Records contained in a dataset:
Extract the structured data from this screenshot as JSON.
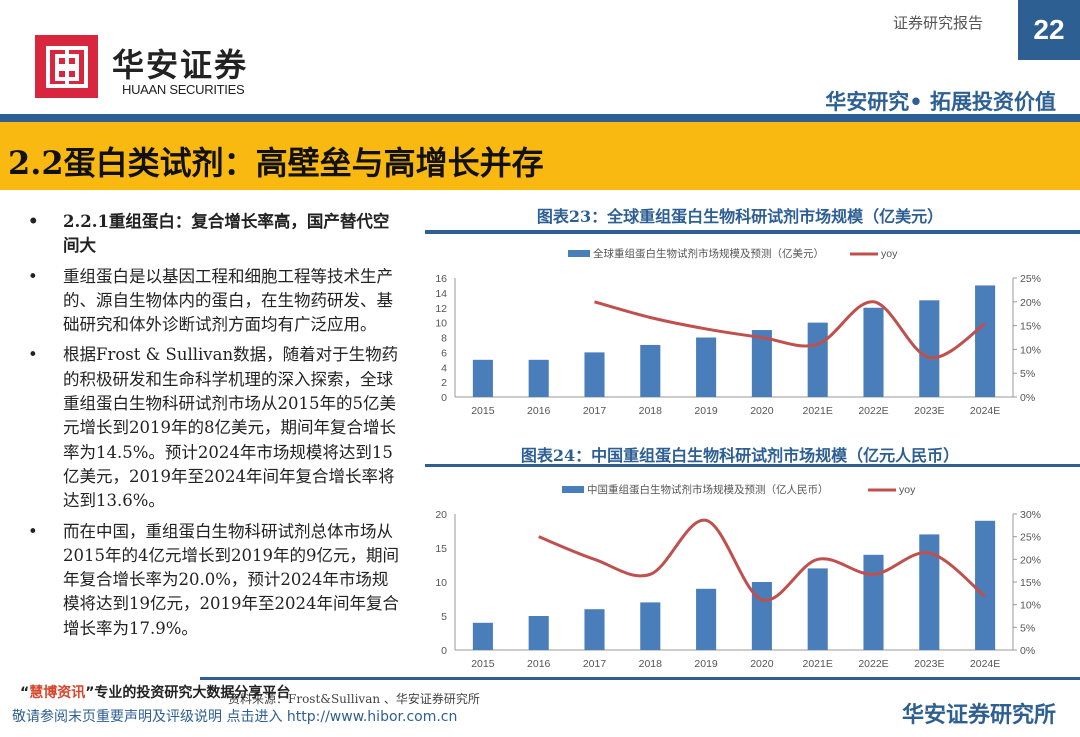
{
  "header": {
    "logo_cn": "华安证券",
    "logo_en": "HUAAN SECURITIES",
    "report_type": "证券研究报告",
    "page_number": "22",
    "tagline": "华安研究• 拓展投资价值"
  },
  "section_title": "2.2蛋白类试剂：高壁垒与高增长并存",
  "bullets": [
    {
      "text": "2.2.1重组蛋白：复合增长率高，国产替代空间大",
      "bold": true
    },
    {
      "text": "重组蛋白是以基因工程和细胞工程等技术生产的、源自生物体内的蛋白，在生物药研发、基础研究和体外诊断试剂方面均有广泛应用。"
    },
    {
      "text": "根据Frost & Sullivan数据，随着对于生物药的积极研发和生命科学机理的深入探索，全球重组蛋白生物科研试剂市场从2015年的5亿美元增长到2019年的8亿美元，期间年复合增长率为14.5%。预计2024年市场规模将达到15亿美元，2019年至2024年间年复合增长率将达到13.6%。"
    },
    {
      "text": "而在中国，重组蛋白生物科研试剂总体市场从2015年的4亿元增长到2019年的9亿元，期间年复合增长率为20.0%，预计2024年市场规模将达到19亿元，2019年至2024年间年复合增长率为17.9%。"
    }
  ],
  "colors": {
    "brand_blue": "#2d5f93",
    "accent_yellow": "#f9b911",
    "bar": "#4a7ebb",
    "line": "#c0504d",
    "logo_red": "#d7263d"
  },
  "chart_data": [
    {
      "type": "bar+line",
      "title": "图表23：全球重组蛋白生物科研试剂市场规模（亿美元）",
      "categories": [
        "2015",
        "2016",
        "2017",
        "2018",
        "2019",
        "2020",
        "2021E",
        "2022E",
        "2023E",
        "2024E"
      ],
      "series": [
        {
          "name": "全球重组蛋白生物试剂市场规模及预测（亿美元）",
          "type": "bar",
          "axis": "left",
          "values": [
            5,
            5,
            6,
            7,
            8,
            9,
            10,
            12,
            13,
            15
          ]
        },
        {
          "name": "yoy",
          "type": "line",
          "axis": "right",
          "values": [
            null,
            null,
            20.0,
            16.7,
            14.3,
            12.5,
            11.1,
            20.0,
            8.3,
            15.4
          ]
        }
      ],
      "ylim_left": [
        0,
        16
      ],
      "yticks_left": [
        "0",
        "2",
        "4",
        "6",
        "8",
        "10",
        "12",
        "14",
        "16"
      ],
      "ylim_right": [
        0,
        25
      ],
      "yticks_right": [
        "0%",
        "5%",
        "10%",
        "15%",
        "20%",
        "25%"
      ],
      "legend": "top"
    },
    {
      "type": "bar+line",
      "title": "图表24：中国重组蛋白生物科研试剂市场规模（亿元人民币）",
      "categories": [
        "2015",
        "2016",
        "2017",
        "2018",
        "2019",
        "2020",
        "2021E",
        "2022E",
        "2023E",
        "2024E"
      ],
      "series": [
        {
          "name": "中国重组蛋白生物试剂市场规模及预测（亿人民币）",
          "type": "bar",
          "axis": "left",
          "values": [
            4,
            5,
            6,
            7,
            9,
            10,
            12,
            14,
            17,
            19
          ]
        },
        {
          "name": "yoy",
          "type": "line",
          "axis": "right",
          "values": [
            null,
            25.0,
            20.0,
            16.7,
            28.6,
            11.1,
            20.0,
            16.7,
            21.4,
            11.8
          ]
        }
      ],
      "ylim_left": [
        0,
        20
      ],
      "yticks_left": [
        "0",
        "5",
        "10",
        "15",
        "20"
      ],
      "ylim_right": [
        0,
        30
      ],
      "yticks_right": [
        "0%",
        "5%",
        "10%",
        "15%",
        "20%",
        "25%",
        "30%"
      ],
      "legend": "top"
    }
  ],
  "source": "资料来源：Frost&Sullivan 、华安证券研究所",
  "footer": {
    "org": "华安证券研究所",
    "watermark_quote_open": "“",
    "watermark_brand": "慧博资讯",
    "watermark_rest": "”专业的投资研究大数据分享平台",
    "watermark_line2": "敬请参阅末页重要声明及评级说明  点击进入 http://www.hibor.com.cn"
  }
}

▶ **What is being asked**
All records must be output exactly as they are, except for the pictures, which are left out.

▶ **Correct output**
Extract the structured data from this screenshot as JSON.
{
  "header": {
    "logo_cn": "华安证券",
    "logo_en": "HUAAN SECURITIES",
    "report_type": "证券研究报告",
    "page_number": "22",
    "tagline": "华安研究• 拓展投资价值"
  },
  "section_title": "2.2蛋白类试剂：高壁垒与高增长并存",
  "bullets": [
    {
      "text": "2.2.1重组蛋白：复合增长率高，国产替代空间大",
      "bold": true
    },
    {
      "text": "重组蛋白是以基因工程和细胞工程等技术生产的、源自生物体内的蛋白，在生物药研发、基础研究和体外诊断试剂方面均有广泛应用。"
    },
    {
      "text": "根据Frost & Sullivan数据，随着对于生物药的积极研发和生命科学机理的深入探索，全球重组蛋白生物科研试剂市场从2015年的5亿美元增长到2019年的8亿美元，期间年复合增长率为14.5%。预计2024年市场规模将达到15亿美元，2019年至2024年间年复合增长率将达到13.6%。"
    },
    {
      "text": "而在中国，重组蛋白生物科研试剂总体市场从2015年的4亿元增长到2019年的9亿元，期间年复合增长率为20.0%，预计2024年市场规模将达到19亿元，2019年至2024年间年复合增长率为17.9%。"
    }
  ],
  "colors": {
    "brand_blue": "#2d5f93",
    "accent_yellow": "#f9b911",
    "bar": "#4a7ebb",
    "line": "#c0504d",
    "logo_red": "#d7263d"
  },
  "chart_data": [
    {
      "type": "bar+line",
      "title": "图表23：全球重组蛋白生物科研试剂市场规模（亿美元）",
      "categories": [
        "2015",
        "2016",
        "2017",
        "2018",
        "2019",
        "2020",
        "2021E",
        "2022E",
        "2023E",
        "2024E"
      ],
      "series": [
        {
          "name": "全球重组蛋白生物试剂市场规模及预测（亿美元）",
          "type": "bar",
          "axis": "left",
          "values": [
            5,
            5,
            6,
            7,
            8,
            9,
            10,
            12,
            13,
            15
          ]
        },
        {
          "name": "yoy",
          "type": "line",
          "axis": "right",
          "values": [
            null,
            null,
            20.0,
            16.7,
            14.3,
            12.5,
            11.1,
            20.0,
            8.3,
            15.4
          ]
        }
      ],
      "ylim_left": [
        0,
        16
      ],
      "yticks_left": [
        "0",
        "2",
        "4",
        "6",
        "8",
        "10",
        "12",
        "14",
        "16"
      ],
      "ylim_right": [
        0,
        25
      ],
      "yticks_right": [
        "0%",
        "5%",
        "10%",
        "15%",
        "20%",
        "25%"
      ],
      "legend": "top"
    },
    {
      "type": "bar+line",
      "title": "图表24：中国重组蛋白生物科研试剂市场规模（亿元人民币）",
      "categories": [
        "2015",
        "2016",
        "2017",
        "2018",
        "2019",
        "2020",
        "2021E",
        "2022E",
        "2023E",
        "2024E"
      ],
      "series": [
        {
          "name": "中国重组蛋白生物试剂市场规模及预测（亿人民币）",
          "type": "bar",
          "axis": "left",
          "values": [
            4,
            5,
            6,
            7,
            9,
            10,
            12,
            14,
            17,
            19
          ]
        },
        {
          "name": "yoy",
          "type": "line",
          "axis": "right",
          "values": [
            null,
            25.0,
            20.0,
            16.7,
            28.6,
            11.1,
            20.0,
            16.7,
            21.4,
            11.8
          ]
        }
      ],
      "ylim_left": [
        0,
        20
      ],
      "yticks_left": [
        "0",
        "5",
        "10",
        "15",
        "20"
      ],
      "ylim_right": [
        0,
        30
      ],
      "yticks_right": [
        "0%",
        "5%",
        "10%",
        "15%",
        "20%",
        "25%",
        "30%"
      ],
      "legend": "top"
    }
  ],
  "source": "资料来源：Frost&Sullivan 、华安证券研究所",
  "footer": {
    "org": "华安证券研究所",
    "watermark_quote_open": "“",
    "watermark_brand": "慧博资讯",
    "watermark_rest": "”专业的投资研究大数据分享平台",
    "watermark_line2": "敬请参阅末页重要声明及评级说明  点击进入 http://www.hibor.com.cn"
  }
}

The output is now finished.